== Source records
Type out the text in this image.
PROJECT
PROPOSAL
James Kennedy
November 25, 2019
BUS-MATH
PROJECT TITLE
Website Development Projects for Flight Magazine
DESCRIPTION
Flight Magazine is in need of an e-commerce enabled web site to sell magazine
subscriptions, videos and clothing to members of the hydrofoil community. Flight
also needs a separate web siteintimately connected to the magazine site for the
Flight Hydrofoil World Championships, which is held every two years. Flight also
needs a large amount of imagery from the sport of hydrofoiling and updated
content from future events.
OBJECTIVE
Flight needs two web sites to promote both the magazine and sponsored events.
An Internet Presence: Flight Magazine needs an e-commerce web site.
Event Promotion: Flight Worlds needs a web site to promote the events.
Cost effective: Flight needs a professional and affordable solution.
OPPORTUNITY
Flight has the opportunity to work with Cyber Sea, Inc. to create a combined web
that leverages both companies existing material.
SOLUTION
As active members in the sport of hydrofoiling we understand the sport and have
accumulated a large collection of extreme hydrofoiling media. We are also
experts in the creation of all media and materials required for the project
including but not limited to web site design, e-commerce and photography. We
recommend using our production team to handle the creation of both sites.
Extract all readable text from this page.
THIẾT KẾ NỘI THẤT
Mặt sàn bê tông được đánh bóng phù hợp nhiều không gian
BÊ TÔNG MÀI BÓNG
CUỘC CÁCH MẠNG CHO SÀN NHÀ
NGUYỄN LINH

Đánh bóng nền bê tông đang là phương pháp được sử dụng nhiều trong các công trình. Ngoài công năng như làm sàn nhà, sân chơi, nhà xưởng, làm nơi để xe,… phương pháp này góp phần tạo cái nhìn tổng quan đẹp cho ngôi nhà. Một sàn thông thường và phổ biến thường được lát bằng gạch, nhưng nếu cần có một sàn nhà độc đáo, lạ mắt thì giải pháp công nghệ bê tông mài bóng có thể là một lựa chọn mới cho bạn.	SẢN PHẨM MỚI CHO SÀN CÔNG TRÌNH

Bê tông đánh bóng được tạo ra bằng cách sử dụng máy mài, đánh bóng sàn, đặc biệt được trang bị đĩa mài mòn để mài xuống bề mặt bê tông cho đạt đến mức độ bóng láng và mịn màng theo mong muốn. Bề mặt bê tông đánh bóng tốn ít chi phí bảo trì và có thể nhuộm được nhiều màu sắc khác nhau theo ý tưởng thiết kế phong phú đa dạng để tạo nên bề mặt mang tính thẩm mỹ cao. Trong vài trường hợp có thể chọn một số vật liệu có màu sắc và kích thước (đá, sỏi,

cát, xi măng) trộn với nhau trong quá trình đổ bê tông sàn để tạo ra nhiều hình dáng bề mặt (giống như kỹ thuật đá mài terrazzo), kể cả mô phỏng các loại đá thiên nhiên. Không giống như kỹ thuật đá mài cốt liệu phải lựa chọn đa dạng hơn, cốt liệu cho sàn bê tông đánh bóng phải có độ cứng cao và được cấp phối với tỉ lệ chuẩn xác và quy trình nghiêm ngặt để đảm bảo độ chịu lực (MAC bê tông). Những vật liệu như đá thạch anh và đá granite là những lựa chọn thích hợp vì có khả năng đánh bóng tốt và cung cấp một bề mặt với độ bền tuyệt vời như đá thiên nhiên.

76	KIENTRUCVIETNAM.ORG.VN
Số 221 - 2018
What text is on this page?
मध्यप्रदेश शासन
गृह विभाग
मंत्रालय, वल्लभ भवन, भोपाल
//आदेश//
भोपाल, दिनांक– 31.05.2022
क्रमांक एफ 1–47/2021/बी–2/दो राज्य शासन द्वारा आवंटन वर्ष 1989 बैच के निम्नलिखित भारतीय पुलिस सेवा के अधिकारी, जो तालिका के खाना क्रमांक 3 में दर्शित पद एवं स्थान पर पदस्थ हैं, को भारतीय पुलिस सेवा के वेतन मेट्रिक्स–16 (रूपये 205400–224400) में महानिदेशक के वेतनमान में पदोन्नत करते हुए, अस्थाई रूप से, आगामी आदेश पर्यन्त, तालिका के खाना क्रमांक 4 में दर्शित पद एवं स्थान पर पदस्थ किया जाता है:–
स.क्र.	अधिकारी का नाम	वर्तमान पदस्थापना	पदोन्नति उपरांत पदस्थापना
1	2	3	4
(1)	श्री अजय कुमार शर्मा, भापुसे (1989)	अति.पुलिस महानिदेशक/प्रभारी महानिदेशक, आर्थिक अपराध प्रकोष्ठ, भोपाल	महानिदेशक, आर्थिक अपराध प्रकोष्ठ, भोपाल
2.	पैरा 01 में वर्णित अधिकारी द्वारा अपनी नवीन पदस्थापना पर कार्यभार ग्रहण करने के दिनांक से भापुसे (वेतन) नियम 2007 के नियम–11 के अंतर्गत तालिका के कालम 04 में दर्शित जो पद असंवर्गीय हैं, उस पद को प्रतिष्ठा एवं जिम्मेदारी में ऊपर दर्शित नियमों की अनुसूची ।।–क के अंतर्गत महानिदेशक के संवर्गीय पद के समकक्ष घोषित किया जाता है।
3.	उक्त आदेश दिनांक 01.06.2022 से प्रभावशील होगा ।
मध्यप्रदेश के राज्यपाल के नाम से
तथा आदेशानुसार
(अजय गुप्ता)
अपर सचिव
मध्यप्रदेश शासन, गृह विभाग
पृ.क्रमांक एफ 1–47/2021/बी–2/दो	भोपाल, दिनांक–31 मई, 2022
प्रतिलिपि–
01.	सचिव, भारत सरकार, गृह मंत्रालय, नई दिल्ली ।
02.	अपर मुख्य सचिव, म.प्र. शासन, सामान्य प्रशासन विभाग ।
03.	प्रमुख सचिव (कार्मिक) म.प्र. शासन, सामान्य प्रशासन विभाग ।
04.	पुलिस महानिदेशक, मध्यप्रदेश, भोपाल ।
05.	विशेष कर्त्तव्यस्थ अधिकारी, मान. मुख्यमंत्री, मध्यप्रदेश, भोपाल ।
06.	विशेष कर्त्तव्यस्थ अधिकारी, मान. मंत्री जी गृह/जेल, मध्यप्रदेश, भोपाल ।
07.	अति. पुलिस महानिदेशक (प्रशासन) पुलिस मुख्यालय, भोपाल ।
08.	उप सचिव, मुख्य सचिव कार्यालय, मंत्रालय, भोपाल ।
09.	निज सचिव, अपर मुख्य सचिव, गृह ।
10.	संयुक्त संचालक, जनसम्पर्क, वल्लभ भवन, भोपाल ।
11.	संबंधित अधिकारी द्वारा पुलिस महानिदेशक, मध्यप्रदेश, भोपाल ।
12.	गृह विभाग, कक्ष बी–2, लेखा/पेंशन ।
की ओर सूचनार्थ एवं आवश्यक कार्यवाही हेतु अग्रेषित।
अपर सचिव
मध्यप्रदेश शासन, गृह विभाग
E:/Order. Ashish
====
Write out the full listing exactly as given.

▶ _In response_:
Type out the text in this image.
PROJECT
PROPOSAL
James Kennedy
November 25, 2019
BUS-MATH
PROJECT TITLE
Website Development Projects for Flight Magazine
DESCRIPTION
Flight Magazine is in need of an e-commerce enabled web site to sell magazine
subscriptions, videos and clothing to members of the hydrofoil community. Flight
also needs a separate web siteintimately connected to the magazine site for the
Flight Hydrofoil World Championships, which is held every two years. Flight also
needs a large amount of imagery from the sport of hydrofoiling and updated
content from future events.
OBJECTIVE
Flight needs two web sites to promote both the magazine and sponsored events.
An Internet Presence: Flight Magazine needs an e-commerce web site.
Event Promotion: Flight Worlds needs a web site to promote the events.
Cost effective: Flight needs a professional and affordable solution.
OPPORTUNITY
Flight has the opportunity to work with Cyber Sea, Inc. to create a combined web
that leverages both companies existing material.
SOLUTION
As active members in the sport of hydrofoiling we understand the sport and have
accumulated a large collection of extreme hydrofoiling media. We are also
experts in the creation of all media and materials required for the project
including but not limited to web site design, e-commerce and photography. We
recommend using our production team to handle the creation of both sites.
Extract all readable text from this page.
THIẾT KẾ NỘI THẤT
Mặt sàn bê tông được đánh bóng phù hợp nhiều không gian
BÊ TÔNG MÀI BÓNG
CUỘC CÁCH MẠNG CHO SÀN NHÀ
NGUYỄN LINH

Đánh bóng nền bê tông đang là phương pháp được sử dụng nhiều trong các công trình. Ngoài công năng như làm sàn nhà, sân chơi, nhà xưởng, làm nơi để xe,… phương pháp này góp phần tạo cái nhìn tổng quan đẹp cho ngôi nhà. Một sàn thông thường và phổ biến thường được lát bằng gạch, nhưng nếu cần có một sàn nhà độc đáo, lạ mắt thì giải pháp công nghệ bê tông mài bóng có thể là một lựa chọn mới cho bạn.	SẢN PHẨM MỚI CHO SÀN CÔNG TRÌNH

Bê tông đánh bóng được tạo ra bằng cách sử dụng máy mài, đánh bóng sàn, đặc biệt được trang bị đĩa mài mòn để mài xuống bề mặt bê tông cho đạt đến mức độ bóng láng và mịn màng theo mong muốn. Bề mặt bê tông đánh bóng tốn ít chi phí bảo trì và có thể nhuộm được nhiều màu sắc khác nhau theo ý tưởng thiết kế phong phú đa dạng để tạo nên bề mặt mang tính thẩm mỹ cao. Trong vài trường hợp có thể chọn một số vật liệu có màu sắc và kích thước (đá, sỏi,

cát, xi măng) trộn với nhau trong quá trình đổ bê tông sàn để tạo ra nhiều hình dáng bề mặt (giống như kỹ thuật đá mài terrazzo), kể cả mô phỏng các loại đá thiên nhiên. Không giống như kỹ thuật đá mài cốt liệu phải lựa chọn đa dạng hơn, cốt liệu cho sàn bê tông đánh bóng phải có độ cứng cao và được cấp phối với tỉ lệ chuẩn xác và quy trình nghiêm ngặt để đảm bảo độ chịu lực (MAC bê tông). Những vật liệu như đá thạch anh và đá granite là những lựa chọn thích hợp vì có khả năng đánh bóng tốt và cung cấp một bề mặt với độ bền tuyệt vời như đá thiên nhiên.

76	KIENTRUCVIETNAM.ORG.VN
Số 221 - 2018
What text is on this page?
मध्यप्रदेश शासन
गृह विभाग
मंत्रालय, वल्लभ भवन, भोपाल
//आदेश//
भोपाल, दिनांक– 31.05.2022
क्रमांक एफ 1–47/2021/बी–2/दो राज्य शासन द्वारा आवंटन वर्ष 1989 बैच के निम्नलिखित भारतीय पुलिस सेवा के अधिकारी, जो तालिका के खाना क्रमांक 3 में दर्शित पद एवं स्थान पर पदस्थ हैं, को भारतीय पुलिस सेवा के वेतन मेट्रिक्स–16 (रूपये 205400–224400) में महानिदेशक के वेतनमान में पदोन्नत करते हुए, अस्थाई रूप से, आगामी आदेश पर्यन्त, तालिका के खाना क्रमांक 4 में दर्शित पद एवं स्थान पर पदस्थ किया जाता है:–
स.क्र.	अधिकारी का नाम	वर्तमान पदस्थापना	पदोन्नति उपरांत पदस्थापना
1	2	3	4
(1)	श्री अजय कुमार शर्मा, भापुसे (1989)	अति.पुलिस महानिदेशक/प्रभारी महानिदेशक, आर्थिक अपराध प्रकोष्ठ, भोपाल	महानिदेशक, आर्थिक अपराध प्रकोष्ठ, भोपाल
2.	पैरा 01 में वर्णित अधिकारी द्वारा अपनी नवीन पदस्थापना पर कार्यभार ग्रहण करने के दिनांक से भापुसे (वेतन) नियम 2007 के नियम–11 के अंतर्गत तालिका के कालम 04 में दर्शित जो पद असंवर्गीय हैं, उस पद को प्रतिष्ठा एवं जिम्मेदारी में ऊपर दर्शित नियमों की अनुसूची ।।–क के अंतर्गत महानिदेशक के संवर्गीय पद के समकक्ष घोषित किया जाता है।
3.	उक्त आदेश दिनांक 01.06.2022 से प्रभावशील होगा ।
मध्यप्रदेश के राज्यपाल के नाम से
तथा आदेशानुसार
(अजय गुप्ता)
अपर सचिव
मध्यप्रदेश शासन, गृह विभाग
पृ.क्रमांक एफ 1–47/2021/बी–2/दो	भोपाल, दिनांक–31 मई, 2022
प्रतिलिपि–
01.	सचिव, भारत सरकार, गृह मंत्रालय, नई दिल्ली ।
02.	अपर मुख्य सचिव, म.प्र. शासन, सामान्य प्रशासन विभाग ।
03.	प्रमुख सचिव (कार्मिक) म.प्र. शासन, सामान्य प्रशासन विभाग ।
04.	पुलिस महानिदेशक, मध्यप्रदेश, भोपाल ।
05.	विशेष कर्त्तव्यस्थ अधिकारी, मान. मुख्यमंत्री, मध्यप्रदेश, भोपाल ।
06.	विशेष कर्त्तव्यस्थ अधिकारी, मान. मंत्री जी गृह/जेल, मध्यप्रदेश, भोपाल ।
07.	अति. पुलिस महानिदेशक (प्रशासन) पुलिस मुख्यालय, भोपाल ।
08.	उप सचिव, मुख्य सचिव कार्यालय, मंत्रालय, भोपाल ।
09.	निज सचिव, अपर मुख्य सचिव, गृह ।
10.	संयुक्त संचालक, जनसम्पर्क, वल्लभ भवन, भोपाल ।
11.	संबंधित अधिकारी द्वारा पुलिस महानिदेशक, मध्यप्रदेश, भोपाल ।
12.	गृह विभाग, कक्ष बी–2, लेखा/पेंशन ।
की ओर सूचनार्थ एवं आवश्यक कार्यवाही हेतु अग्रेषित।
अपर सचिव
मध्यप्रदेश शासन, गृह विभाग
E:/Order. Ashish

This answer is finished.